=== WRITTEN PROBLEM ===
Look through the material below for "shopping". Copy every line that contains it.

SUPPLIED MATERIAL start

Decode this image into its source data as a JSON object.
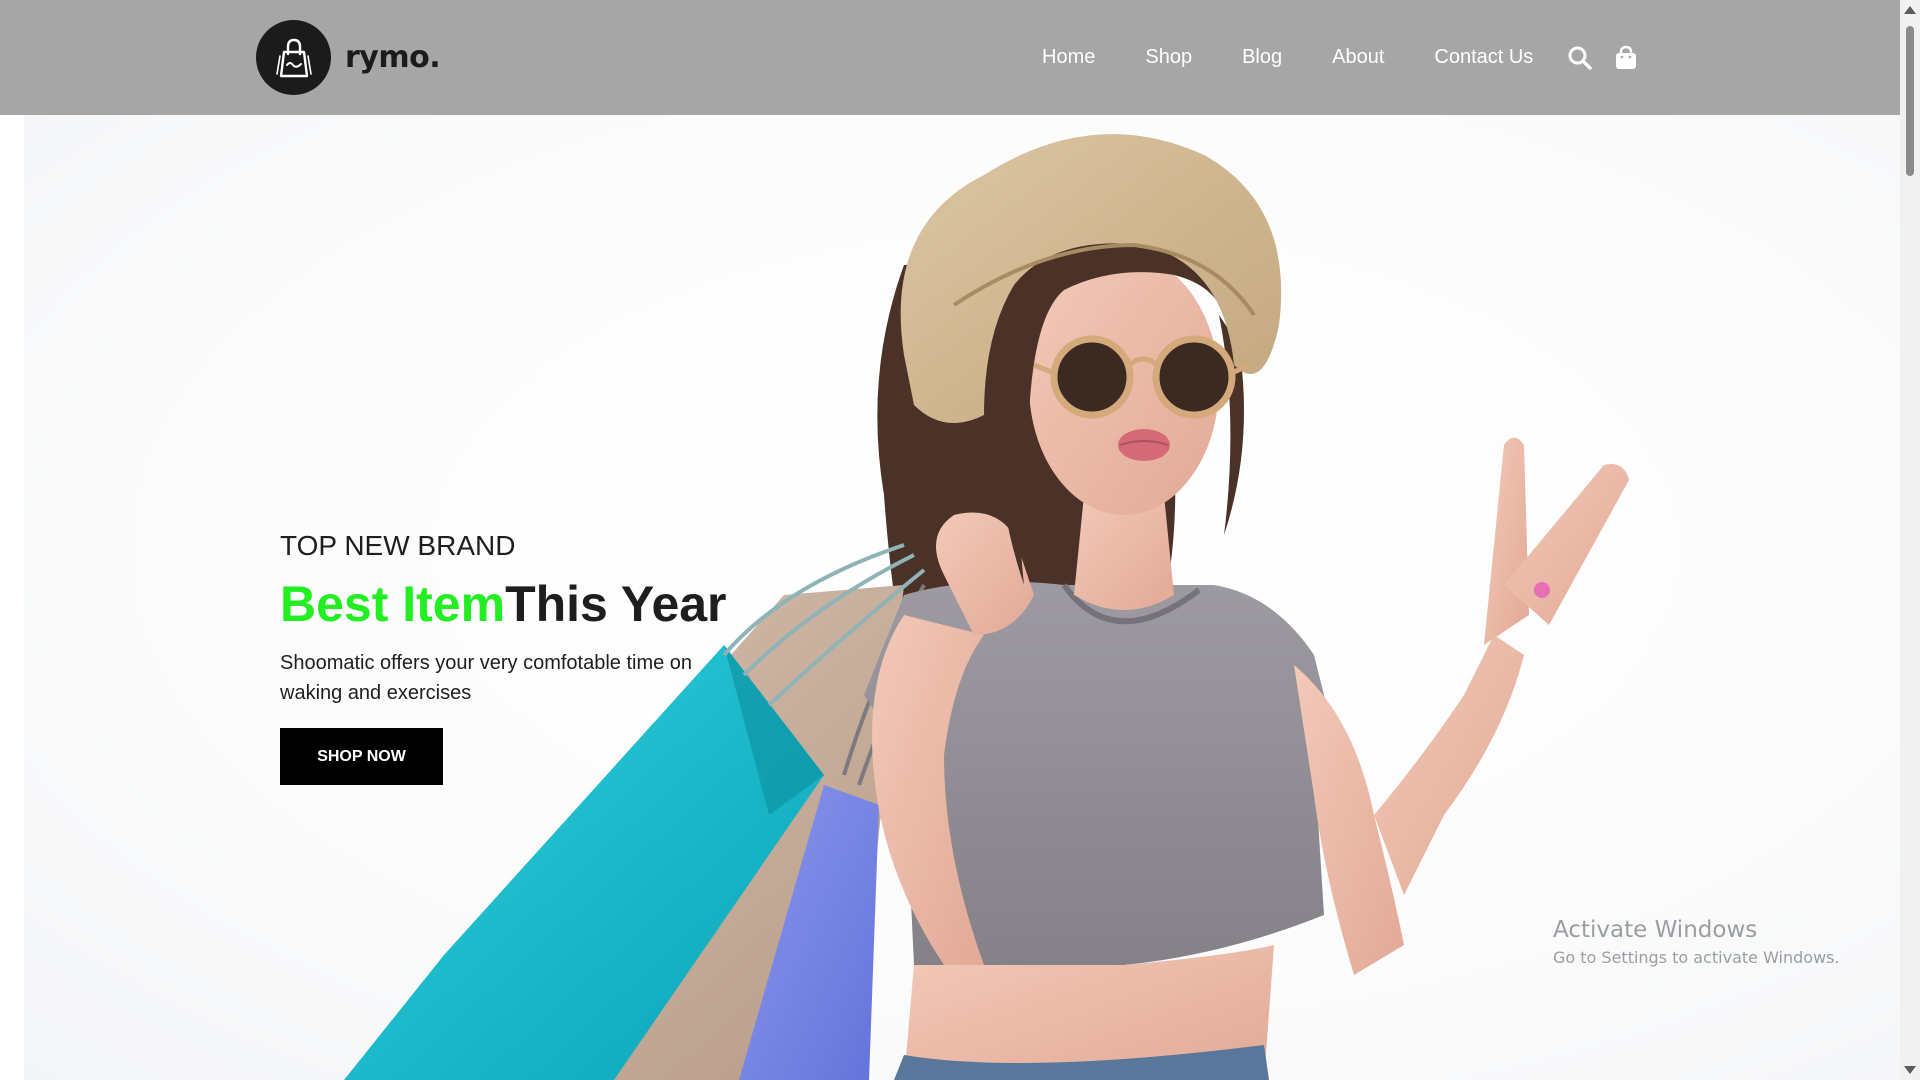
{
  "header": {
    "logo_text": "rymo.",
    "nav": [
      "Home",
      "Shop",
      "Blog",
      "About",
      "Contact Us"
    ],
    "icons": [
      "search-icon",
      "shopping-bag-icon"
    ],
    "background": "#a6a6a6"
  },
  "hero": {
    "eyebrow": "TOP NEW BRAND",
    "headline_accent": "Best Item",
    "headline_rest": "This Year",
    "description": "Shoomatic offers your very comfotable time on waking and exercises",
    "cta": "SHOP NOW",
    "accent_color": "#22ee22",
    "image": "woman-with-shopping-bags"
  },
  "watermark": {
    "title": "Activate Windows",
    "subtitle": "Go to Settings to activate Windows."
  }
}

SUPPLIED MATERIAL end

=== TASK RESULT ===
      "shopping-bag-icon"
    "image": "woman-with-shopping-bags"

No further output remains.